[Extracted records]
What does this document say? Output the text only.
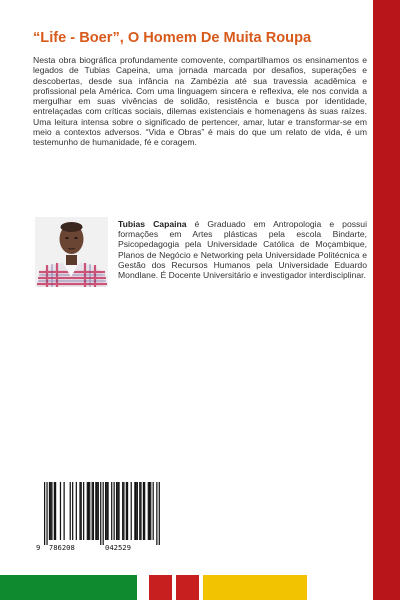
“Life - Boer”, O Homem De Muita Roupa
Nesta obra biográfica profundamente comovente, compartilhamos os ensinamentos e legados de Tubias Capeina, uma jornada marcada por desafios, superações e descobertas, desde sua infância na Zambézia até sua travessia acadêmica e profissional pela América. Com uma linguagem sincera e reflexiva, ele nos convida a mergulhar em suas vivências de solidão, resistência e busca por identidade, entrelaçadas com críticas sociais, dilemas existenciais e homenagens às suas raízes. Uma leitura intensa sobre o significado de pertencer, amar, lutar e transformar-se em meio a contextos adversos. “Vida e Obras” é mais do que um relato de vida, é um testemunho de humanidade, fé e coragem.
Tubias Capaina é Graduado em Antropologia e possui formações em Artes plásticas pela escola Bindarte, Psicopedagogia pela Universidade Católica de Moçambique, Planos de Negócio e Networking pela Universidade Politécnica e Gestão dos Recursos Humanos pela Universidade Eduardo Mondlane. É Docente Universitário e investigador interdisciplinar.
9 786208	042529
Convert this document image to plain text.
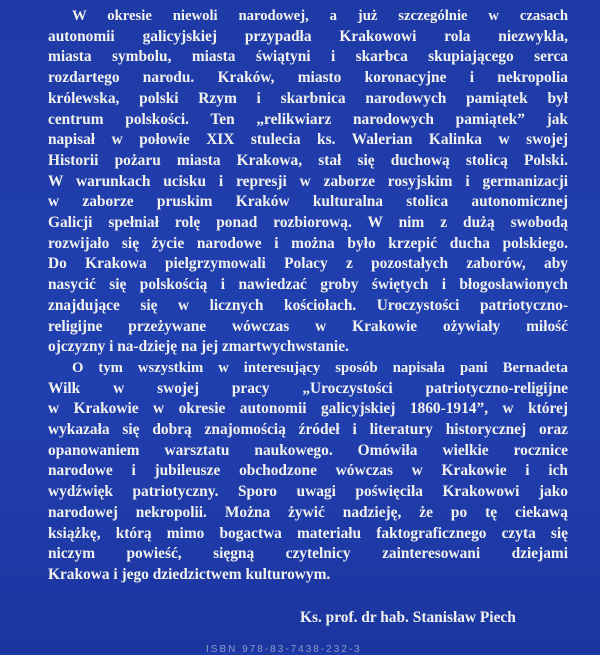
W okresie niewoli narodowej, a już szczególnie w czasach
autonomii galicyjskiej przypadła Krakowowi rola niezwykła,
miasta symbolu, miasta świątyni i skarbca skupiającego serca
rozdartego narodu. Kraków, miasto koronacyjne i nekropolia
królewska, polski Rzym i skarbnica narodowych pamiątek był
centrum polskości. Ten „relikwiarz narodowych pamiątek” jak
napisał w połowie XIX stulecia ks. Walerian Kalinka w swojej
Historii pożaru miasta Krakowa, stał się duchową stolicą Polski.
W warunkach ucisku i represji w zaborze rosyjskim i germanizacji
w zaborze pruskim Kraków kulturalna stolica autonomicznej
Galicji spełniał rolę ponad rozbiorową. W nim z dużą swobodą
rozwijało się życie narodowe i można było krzepić ducha polskiego.
Do Krakowa pielgrzymowali Polacy z pozostałych zaborów, aby
nasycić się polskością i nawiedzać groby świętych i błogosławionych
znajdujące się w licznych kościołach. Uroczystości patriotyczno-
religijne przeżywane wówczas w Krakowie ożywiały miłość
ojczyzny i na-dzieję na jej zmartwychwstanie.
O tym wszystkim w interesujący sposób napisała pani Bernadeta
Wilk w swojej pracy „Uroczystości patriotyczno-religijne
w Krakowie w okresie autonomii galicyjskiej 1860-1914”, w której
wykazała się dobrą znajomością źródeł i literatury historycznej oraz
opanowaniem warsztatu naukowego. Omówiła wielkie rocznice
narodowe i jubileusze obchodzone wówczas w Krakowie i ich
wydźwięk patriotyczny. Sporo uwagi poświęciła Krakowowi jako
narodowej nekropolii. Można żywić nadzieję, że po tę ciekawą
książkę, którą mimo bogactwa materiału faktograficznego czyta się
niczym powieść, sięgną czytelnicy zainteresowani dziejami
Krakowa i jego dziedzictwem kulturowym.
Ks. prof. dr hab. Stanisław Piech
ISBN 978-83-7438-232-3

## TASK DESCRIPTION
Copy out each line of the data containing the string "wówczas".

## TASK RESULT
religijne przeżywane wówczas w Krakowie ożywiały miłość
narodowe i jubileusze obchodzone wówczas w Krakowie i ich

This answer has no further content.